» **Your task**
Pick each line that has "from" out of the records.

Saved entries

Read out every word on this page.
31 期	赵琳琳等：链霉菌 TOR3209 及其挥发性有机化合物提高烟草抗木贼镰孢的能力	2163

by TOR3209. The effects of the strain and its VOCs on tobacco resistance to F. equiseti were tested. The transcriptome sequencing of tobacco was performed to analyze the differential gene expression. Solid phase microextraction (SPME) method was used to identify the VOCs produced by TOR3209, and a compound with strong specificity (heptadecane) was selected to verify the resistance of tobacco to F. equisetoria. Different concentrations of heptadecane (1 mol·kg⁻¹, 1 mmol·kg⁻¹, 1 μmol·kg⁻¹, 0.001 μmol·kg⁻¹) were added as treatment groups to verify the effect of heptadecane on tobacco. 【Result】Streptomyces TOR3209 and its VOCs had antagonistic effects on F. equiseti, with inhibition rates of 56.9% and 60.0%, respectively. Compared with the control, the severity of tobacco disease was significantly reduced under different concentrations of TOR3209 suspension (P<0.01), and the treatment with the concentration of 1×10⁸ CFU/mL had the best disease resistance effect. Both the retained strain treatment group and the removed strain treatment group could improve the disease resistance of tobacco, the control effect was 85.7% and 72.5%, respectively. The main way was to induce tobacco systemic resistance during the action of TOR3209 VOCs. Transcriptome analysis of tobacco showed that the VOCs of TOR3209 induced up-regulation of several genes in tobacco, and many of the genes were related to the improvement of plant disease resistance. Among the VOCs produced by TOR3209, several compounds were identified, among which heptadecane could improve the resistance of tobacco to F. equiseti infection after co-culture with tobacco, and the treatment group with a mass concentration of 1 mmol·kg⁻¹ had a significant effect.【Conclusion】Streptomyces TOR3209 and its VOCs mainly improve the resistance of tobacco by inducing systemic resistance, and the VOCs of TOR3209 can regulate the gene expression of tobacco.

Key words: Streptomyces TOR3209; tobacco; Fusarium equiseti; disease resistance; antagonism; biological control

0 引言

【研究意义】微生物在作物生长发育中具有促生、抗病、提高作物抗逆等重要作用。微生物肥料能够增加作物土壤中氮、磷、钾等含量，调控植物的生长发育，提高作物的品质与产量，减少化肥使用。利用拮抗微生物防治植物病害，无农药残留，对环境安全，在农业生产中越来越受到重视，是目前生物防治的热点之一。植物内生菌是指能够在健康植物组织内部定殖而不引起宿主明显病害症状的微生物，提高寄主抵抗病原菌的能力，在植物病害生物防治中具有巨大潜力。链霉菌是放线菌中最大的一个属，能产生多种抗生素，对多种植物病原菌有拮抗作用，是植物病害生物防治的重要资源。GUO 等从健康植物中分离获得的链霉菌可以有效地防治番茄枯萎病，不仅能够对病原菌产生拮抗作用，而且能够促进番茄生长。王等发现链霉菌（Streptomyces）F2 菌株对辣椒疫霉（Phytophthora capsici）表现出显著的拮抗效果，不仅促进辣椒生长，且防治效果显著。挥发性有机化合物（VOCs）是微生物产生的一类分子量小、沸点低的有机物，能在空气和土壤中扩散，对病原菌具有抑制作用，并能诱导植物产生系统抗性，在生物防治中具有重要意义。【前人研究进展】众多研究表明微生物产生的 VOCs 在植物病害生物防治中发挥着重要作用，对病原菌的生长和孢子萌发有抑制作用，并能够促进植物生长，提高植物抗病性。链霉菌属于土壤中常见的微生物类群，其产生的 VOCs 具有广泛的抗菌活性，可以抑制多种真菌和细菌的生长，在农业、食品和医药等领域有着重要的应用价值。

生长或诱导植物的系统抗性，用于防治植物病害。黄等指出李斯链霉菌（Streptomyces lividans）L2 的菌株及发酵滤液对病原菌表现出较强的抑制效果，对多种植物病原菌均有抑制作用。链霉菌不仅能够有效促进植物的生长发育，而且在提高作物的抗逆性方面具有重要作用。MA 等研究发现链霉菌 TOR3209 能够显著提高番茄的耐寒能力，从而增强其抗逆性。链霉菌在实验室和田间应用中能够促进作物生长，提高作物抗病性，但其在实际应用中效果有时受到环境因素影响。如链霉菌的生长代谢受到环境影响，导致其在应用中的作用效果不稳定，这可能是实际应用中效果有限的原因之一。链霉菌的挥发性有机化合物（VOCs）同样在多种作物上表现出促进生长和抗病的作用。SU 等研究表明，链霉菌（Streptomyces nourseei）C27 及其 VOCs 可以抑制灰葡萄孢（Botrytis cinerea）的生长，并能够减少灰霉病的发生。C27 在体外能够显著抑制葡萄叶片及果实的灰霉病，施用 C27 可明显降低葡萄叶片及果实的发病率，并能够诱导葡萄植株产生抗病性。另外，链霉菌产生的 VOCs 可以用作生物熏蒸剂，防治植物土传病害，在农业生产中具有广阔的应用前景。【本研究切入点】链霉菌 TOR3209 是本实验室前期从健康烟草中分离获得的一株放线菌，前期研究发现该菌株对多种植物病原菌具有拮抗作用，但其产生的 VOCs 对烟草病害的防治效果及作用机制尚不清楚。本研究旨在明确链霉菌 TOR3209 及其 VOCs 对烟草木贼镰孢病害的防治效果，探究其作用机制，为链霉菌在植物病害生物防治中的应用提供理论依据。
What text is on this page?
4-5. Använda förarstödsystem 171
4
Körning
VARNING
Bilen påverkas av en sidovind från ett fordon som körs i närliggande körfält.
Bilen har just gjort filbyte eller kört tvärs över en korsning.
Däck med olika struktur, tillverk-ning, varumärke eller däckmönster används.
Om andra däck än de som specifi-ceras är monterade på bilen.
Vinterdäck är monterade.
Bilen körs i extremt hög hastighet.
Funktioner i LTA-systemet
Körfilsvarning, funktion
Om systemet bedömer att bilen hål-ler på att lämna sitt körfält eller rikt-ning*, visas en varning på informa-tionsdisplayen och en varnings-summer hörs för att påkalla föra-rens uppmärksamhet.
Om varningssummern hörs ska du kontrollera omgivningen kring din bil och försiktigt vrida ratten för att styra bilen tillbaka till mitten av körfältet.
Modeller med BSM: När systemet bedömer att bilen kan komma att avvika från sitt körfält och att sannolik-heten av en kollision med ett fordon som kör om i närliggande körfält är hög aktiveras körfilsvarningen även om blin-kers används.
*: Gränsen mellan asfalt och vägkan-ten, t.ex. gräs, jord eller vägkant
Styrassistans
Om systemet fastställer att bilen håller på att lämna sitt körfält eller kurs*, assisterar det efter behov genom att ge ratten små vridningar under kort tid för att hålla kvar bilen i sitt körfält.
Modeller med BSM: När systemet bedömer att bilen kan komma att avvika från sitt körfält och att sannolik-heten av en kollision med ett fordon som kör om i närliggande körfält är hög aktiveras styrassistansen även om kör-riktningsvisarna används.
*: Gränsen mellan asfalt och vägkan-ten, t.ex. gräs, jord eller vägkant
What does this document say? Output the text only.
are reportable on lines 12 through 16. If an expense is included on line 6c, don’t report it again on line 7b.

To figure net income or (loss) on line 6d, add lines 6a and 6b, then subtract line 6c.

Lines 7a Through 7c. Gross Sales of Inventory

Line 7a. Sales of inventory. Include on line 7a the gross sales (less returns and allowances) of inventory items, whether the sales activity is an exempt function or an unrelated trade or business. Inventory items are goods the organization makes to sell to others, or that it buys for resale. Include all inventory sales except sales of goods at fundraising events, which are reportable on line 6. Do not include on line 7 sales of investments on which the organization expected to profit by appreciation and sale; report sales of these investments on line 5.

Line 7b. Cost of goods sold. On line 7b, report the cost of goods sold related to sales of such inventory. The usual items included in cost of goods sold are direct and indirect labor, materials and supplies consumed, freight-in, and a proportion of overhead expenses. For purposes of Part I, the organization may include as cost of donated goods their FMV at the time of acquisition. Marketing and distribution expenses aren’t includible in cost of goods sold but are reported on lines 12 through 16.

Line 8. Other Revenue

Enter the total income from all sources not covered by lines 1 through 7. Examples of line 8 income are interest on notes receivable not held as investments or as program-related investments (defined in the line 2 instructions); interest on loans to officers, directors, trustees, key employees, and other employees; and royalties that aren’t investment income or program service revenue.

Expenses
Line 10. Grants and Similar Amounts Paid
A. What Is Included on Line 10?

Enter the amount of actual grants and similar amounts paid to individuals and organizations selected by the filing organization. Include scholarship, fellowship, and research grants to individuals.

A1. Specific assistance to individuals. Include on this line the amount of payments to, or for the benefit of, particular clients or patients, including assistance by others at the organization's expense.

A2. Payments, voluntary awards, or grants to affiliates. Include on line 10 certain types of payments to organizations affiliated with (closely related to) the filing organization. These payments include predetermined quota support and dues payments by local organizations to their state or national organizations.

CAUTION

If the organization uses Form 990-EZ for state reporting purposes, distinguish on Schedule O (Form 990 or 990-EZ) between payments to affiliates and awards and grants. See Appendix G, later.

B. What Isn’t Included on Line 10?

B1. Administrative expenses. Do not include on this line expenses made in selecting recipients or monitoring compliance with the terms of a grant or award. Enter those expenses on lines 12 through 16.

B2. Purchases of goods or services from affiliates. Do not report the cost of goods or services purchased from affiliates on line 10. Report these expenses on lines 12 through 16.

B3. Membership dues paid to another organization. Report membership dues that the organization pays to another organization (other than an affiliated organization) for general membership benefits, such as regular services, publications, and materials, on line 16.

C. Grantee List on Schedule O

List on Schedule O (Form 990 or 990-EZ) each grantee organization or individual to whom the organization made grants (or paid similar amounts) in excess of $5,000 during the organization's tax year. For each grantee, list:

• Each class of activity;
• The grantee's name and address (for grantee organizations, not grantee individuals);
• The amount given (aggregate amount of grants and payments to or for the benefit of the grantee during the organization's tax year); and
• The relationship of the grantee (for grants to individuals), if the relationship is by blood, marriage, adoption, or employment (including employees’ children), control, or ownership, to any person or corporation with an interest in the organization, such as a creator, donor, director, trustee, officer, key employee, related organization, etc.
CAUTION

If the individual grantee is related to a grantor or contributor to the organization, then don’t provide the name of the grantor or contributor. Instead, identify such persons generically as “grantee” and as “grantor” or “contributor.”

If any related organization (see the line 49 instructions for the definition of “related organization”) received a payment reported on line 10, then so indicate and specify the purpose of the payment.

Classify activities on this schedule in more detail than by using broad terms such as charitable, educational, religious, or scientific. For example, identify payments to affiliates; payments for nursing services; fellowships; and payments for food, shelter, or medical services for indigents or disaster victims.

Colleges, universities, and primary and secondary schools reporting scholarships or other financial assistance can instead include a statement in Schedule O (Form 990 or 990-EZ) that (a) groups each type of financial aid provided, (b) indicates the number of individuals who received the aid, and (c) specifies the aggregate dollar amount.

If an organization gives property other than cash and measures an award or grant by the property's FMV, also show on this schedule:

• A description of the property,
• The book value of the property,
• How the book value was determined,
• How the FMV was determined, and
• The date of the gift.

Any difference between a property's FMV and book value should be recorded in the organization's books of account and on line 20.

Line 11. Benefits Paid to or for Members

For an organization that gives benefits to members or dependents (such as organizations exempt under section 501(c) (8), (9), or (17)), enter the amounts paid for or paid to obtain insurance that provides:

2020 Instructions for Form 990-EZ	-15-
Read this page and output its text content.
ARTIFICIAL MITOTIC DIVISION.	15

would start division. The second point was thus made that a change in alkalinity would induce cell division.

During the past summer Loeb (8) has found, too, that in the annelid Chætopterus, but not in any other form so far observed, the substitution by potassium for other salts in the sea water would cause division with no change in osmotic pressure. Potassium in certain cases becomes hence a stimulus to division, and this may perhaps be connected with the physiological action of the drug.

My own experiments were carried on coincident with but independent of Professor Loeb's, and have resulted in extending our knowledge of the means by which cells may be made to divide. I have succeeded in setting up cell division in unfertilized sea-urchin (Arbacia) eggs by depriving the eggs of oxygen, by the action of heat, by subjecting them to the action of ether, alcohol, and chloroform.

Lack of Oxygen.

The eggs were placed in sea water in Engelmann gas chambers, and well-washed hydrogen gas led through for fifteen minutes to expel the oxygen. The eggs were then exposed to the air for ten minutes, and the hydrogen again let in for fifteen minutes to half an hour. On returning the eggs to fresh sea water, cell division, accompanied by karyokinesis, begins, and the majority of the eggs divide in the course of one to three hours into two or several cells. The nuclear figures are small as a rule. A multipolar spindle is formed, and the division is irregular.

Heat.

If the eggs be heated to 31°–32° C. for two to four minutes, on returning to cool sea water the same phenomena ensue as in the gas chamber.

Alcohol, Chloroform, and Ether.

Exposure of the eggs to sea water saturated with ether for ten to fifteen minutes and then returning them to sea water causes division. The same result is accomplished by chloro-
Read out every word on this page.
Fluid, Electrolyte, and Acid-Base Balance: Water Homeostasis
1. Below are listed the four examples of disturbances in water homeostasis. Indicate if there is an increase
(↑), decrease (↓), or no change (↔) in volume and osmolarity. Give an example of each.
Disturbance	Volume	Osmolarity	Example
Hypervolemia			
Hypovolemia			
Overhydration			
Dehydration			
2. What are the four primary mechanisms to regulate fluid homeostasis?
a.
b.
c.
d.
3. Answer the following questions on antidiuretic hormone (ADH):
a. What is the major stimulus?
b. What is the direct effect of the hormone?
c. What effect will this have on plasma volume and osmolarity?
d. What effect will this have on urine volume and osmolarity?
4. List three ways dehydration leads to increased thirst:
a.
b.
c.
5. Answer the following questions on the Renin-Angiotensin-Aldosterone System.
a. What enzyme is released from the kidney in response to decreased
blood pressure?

» **Exercise response**
Enter the total income from all sources not covered by lines 1 through 7. Examples of line 8 income are interest on notes receivable not held as investments or as program-related investments (defined in the line 2 instructions); interest on loans to officers, directors, trustees, key employees, and other employees; and royalties that aren’t investment income or program service revenue.
B2. Purchases of goods or services from affiliates. Do not report the cost of goods or services purchased from affiliates on line 10. Report these expenses on lines 12 through 16.
a. What enzyme is released from the kidney in response to decreased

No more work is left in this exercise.